* Document segment:
So today I looked up the meaning of the word "meh". Interesting that I have "Never" heard that word spoken, never once. But just a couple years ago noticed the word "written".

Do you use this word....in regular daily communication....???
 
Sometimes you are hilarious, @Sourdough
“Meh” to me means, I’ve got no response, or I’m so so on the issue, or don’t feel strongly about it.
Or if there’s the quality of a food in question and I don’t think it’s so great I might say meh, if asked.
How long? I have no recollection. It is not a word I use every day. Within the last ten years I noticed it but maybe less.
 
Yes, but it wasn’t used growing up in the south. I began to hear it in the military, big city guys from the northeast used it. I know I’ve heard it on tv/movies since. It’s a fairly common expression now. Along with several dozen synonyms..

* Exercise 1: Please repeat the thread about "meh" from "Sometimes you are" down to "but maybe less.", swapping "food" for "drink".
* Exercise 2: Write the next part of the forum thread on the word "meh," starting right after its last sentence.
The material that comes after this has no connection to the forum thread about the word "meh."

* Data provided:
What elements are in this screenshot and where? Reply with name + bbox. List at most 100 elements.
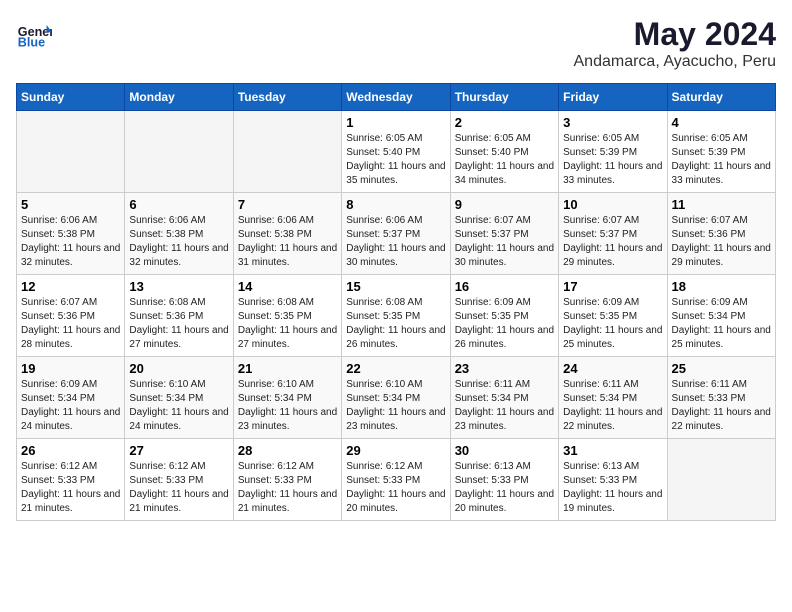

* Expected output 1:
Sometimes you are hilarious, @Sourdough
“Meh” to me means, I’ve got no response, or I’m so so on the issue, or don’t feel strongly about it.
Or if there’s the quality of a drink in question and I don’t think it’s so great I might say meh, if asked.
How long? I have no recollection. It is not a word I use every day. Within the last ten years I noticed it but maybe less.

* Expected output 2:
so-so
average
ordinary
fair
middling
mediocre
passable
common
unexceptional
adequate
tolerable
unremarkable
moderate
indifferent
everyday
vanilla
undistinguished
workaday
prosaic
medium
pedestrian
uninspired
unexciting
okay
fairish
respectable
lacklustreUK
lacklusterUS
forgettable
inferior
amateur
amateurish
O.K.
enough
run-of-the-mill
bog-standard
middle-of-the-road
fair-to-middling
all right
plain vanilla
second-rate
half-pie
not bad
run-of-the-mine
no great shakes
run-of-mine
second-class
nothing to write home about
not up to much
not so hot
fair to middling
not very good
 
"The Simpsons"

Ben
I always heard "D'oh"...?!?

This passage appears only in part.